Written problem: In the listing below, lay out everything from the line that contains "likes-label: Likes <box>75 384 98 395</box>" down to the line that contains "tweet-card-sl-frostishook[interactable]: S.L. Frostishook" as a Markdown table with the columns Number and Entry. Number each line in order, put the line itself under Entry, and skip any blank lines.

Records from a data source
■ ■ ■ ■ ■ ■ ■
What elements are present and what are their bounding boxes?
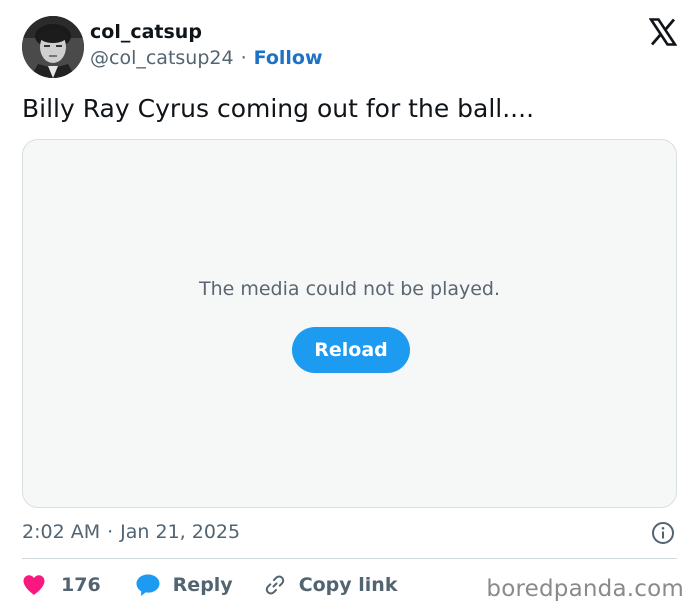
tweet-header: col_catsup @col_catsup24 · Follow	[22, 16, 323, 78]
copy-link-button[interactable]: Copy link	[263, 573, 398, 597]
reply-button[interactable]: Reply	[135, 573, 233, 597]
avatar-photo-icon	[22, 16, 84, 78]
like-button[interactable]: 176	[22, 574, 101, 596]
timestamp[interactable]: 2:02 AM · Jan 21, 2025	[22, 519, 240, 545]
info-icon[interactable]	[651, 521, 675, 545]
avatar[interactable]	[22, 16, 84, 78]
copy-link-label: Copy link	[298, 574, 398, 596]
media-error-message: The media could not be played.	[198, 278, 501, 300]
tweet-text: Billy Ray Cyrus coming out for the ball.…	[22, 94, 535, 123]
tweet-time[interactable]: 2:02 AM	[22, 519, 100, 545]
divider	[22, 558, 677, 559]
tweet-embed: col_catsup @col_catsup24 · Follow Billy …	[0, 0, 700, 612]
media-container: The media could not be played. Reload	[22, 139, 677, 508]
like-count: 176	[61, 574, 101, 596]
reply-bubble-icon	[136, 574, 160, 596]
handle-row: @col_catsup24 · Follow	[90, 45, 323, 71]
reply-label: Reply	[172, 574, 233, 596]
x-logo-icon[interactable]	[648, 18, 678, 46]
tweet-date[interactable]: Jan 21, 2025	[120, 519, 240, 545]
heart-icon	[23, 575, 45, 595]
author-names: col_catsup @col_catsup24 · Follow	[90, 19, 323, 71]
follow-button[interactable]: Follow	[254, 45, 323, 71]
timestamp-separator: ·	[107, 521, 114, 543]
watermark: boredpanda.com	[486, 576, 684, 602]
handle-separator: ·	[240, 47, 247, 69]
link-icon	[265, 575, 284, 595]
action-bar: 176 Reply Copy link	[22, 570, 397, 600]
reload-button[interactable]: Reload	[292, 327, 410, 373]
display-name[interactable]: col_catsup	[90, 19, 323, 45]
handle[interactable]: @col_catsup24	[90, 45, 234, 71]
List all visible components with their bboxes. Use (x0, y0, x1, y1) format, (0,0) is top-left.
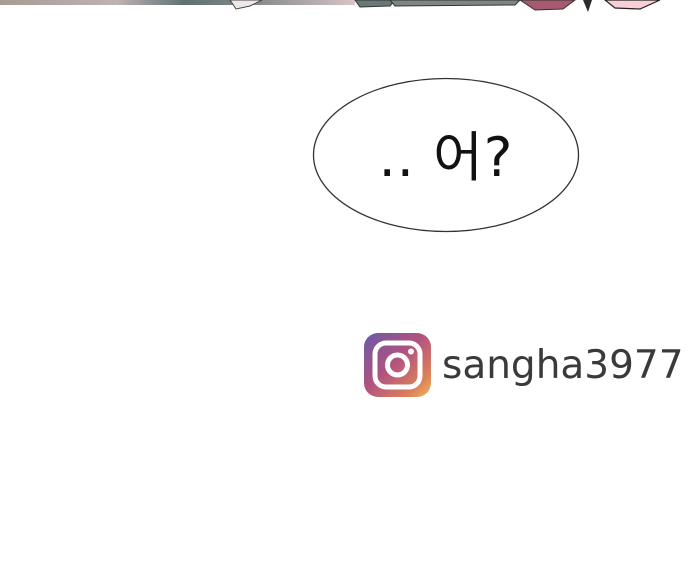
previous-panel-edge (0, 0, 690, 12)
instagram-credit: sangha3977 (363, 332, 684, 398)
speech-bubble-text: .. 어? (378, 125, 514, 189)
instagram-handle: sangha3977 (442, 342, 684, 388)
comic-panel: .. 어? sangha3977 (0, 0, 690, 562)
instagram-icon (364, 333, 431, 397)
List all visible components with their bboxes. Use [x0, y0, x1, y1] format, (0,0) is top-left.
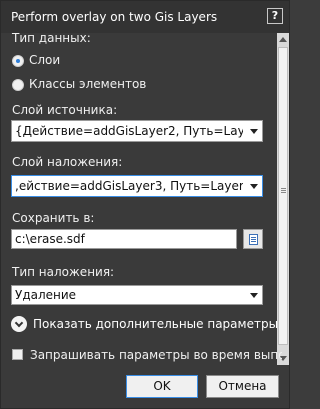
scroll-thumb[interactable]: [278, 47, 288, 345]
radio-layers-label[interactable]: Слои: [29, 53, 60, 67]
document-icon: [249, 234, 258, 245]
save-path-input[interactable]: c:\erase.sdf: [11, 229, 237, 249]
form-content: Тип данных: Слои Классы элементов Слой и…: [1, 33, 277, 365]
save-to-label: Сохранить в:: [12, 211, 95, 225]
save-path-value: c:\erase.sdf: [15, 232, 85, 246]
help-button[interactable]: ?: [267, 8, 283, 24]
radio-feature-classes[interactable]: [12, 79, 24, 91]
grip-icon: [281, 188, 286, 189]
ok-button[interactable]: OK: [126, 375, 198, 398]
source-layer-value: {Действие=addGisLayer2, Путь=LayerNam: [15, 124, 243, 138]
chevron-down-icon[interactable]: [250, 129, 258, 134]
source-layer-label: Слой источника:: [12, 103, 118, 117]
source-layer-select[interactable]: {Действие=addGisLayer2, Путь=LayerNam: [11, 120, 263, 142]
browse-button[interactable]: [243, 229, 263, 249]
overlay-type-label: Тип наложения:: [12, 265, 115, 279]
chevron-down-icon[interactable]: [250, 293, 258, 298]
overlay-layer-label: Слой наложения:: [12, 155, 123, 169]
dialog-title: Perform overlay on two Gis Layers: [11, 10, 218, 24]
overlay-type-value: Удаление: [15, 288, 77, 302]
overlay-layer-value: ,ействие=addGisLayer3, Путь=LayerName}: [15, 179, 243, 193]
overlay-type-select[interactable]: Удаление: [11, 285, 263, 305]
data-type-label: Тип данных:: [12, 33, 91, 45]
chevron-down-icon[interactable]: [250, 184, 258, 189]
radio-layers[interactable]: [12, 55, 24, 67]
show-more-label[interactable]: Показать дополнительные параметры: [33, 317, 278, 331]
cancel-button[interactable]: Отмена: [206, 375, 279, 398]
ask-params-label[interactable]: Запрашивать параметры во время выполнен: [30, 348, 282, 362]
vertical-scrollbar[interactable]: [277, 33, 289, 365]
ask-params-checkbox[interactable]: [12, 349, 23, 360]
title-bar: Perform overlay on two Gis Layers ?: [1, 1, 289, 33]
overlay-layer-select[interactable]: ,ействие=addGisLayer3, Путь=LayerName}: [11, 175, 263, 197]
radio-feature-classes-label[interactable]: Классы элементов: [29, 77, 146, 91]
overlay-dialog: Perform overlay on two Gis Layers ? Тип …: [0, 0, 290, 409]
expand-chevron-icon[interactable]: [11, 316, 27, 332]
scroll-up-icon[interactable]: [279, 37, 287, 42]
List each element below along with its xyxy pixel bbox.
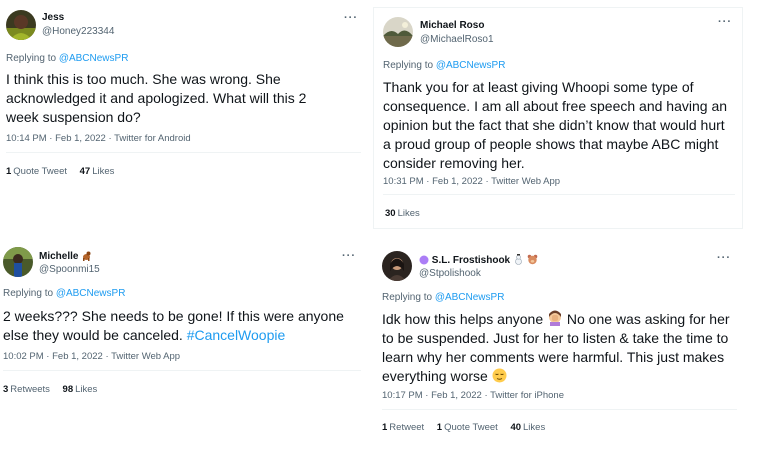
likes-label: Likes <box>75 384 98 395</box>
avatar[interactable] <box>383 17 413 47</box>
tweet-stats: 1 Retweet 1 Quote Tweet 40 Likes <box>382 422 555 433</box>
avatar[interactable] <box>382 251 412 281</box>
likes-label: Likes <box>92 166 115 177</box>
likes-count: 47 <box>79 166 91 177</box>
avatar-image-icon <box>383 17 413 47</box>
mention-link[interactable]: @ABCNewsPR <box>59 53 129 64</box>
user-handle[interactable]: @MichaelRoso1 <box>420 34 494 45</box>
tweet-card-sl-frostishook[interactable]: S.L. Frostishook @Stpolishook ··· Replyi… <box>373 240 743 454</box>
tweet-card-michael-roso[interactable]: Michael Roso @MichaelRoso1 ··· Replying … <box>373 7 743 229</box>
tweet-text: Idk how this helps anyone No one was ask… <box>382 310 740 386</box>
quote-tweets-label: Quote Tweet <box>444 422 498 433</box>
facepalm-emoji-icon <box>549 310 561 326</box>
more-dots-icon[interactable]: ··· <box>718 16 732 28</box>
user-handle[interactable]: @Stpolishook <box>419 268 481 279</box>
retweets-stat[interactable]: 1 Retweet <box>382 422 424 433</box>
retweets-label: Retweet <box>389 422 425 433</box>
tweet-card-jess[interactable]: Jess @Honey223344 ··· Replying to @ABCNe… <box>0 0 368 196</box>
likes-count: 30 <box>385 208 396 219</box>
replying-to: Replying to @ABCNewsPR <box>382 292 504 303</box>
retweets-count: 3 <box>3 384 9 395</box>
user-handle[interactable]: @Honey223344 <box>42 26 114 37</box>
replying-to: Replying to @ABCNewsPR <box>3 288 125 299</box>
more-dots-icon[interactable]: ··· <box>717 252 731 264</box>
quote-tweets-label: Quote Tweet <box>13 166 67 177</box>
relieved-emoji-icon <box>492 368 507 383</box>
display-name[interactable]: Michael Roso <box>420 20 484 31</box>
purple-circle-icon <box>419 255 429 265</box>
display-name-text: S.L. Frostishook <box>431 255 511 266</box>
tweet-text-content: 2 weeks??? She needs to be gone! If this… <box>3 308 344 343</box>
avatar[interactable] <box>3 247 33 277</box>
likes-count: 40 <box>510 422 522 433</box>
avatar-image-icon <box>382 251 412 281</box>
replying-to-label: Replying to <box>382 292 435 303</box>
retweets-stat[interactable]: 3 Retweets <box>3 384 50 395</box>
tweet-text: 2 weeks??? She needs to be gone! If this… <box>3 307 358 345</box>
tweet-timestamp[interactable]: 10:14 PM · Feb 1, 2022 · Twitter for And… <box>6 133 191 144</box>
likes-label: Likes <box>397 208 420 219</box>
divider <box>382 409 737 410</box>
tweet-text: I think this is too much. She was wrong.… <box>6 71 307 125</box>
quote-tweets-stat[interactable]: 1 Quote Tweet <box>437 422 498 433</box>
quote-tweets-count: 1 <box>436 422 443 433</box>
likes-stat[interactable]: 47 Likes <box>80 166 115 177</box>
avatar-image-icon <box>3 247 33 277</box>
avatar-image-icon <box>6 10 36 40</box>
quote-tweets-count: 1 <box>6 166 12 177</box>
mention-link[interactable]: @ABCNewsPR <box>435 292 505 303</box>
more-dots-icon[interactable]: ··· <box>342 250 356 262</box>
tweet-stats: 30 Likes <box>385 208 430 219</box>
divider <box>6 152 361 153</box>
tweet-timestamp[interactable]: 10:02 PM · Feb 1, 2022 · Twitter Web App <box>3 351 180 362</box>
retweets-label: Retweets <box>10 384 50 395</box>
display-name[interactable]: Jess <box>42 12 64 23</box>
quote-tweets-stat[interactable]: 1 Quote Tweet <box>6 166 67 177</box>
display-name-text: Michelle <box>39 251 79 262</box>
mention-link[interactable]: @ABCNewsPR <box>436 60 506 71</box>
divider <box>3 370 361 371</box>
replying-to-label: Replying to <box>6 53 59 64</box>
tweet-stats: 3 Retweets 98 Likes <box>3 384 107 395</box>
■ ■ ■ ■ ■ ■ ■
Reply:
| Number | Entry |
|---|---|
| 1 | likes-label: Likes <box>75 384 98 395</box> |
| 2 | avatar[interactable] <box>383 17 413 47</box> |
| 3 | tweet-stats: 1 Retweet 1 Quote Tweet 40 Likes <box>382 422 555 433</box> |
| 4 | avatar[interactable] <box>382 251 412 281</box> |
| 5 | likes-label: Likes <box>92 166 115 177</box> |
| 6 | likes-count: 47 <box>79 166 91 177</box> |
| 7 | avatar-image-icon <box>383 17 413 47</box> |
| 8 | mention-link[interactable]: @ABCNewsPR <box>59 53 129 64</box> |
| 9 | user-handle[interactable]: @MichaelRoso1 <box>420 34 494 45</box> |
| 10 | tweet-card-sl-frostishook[interactable]: S.L. Frostishook @Stpolishook ··· Replyi… <box>373 240 743 454</box> |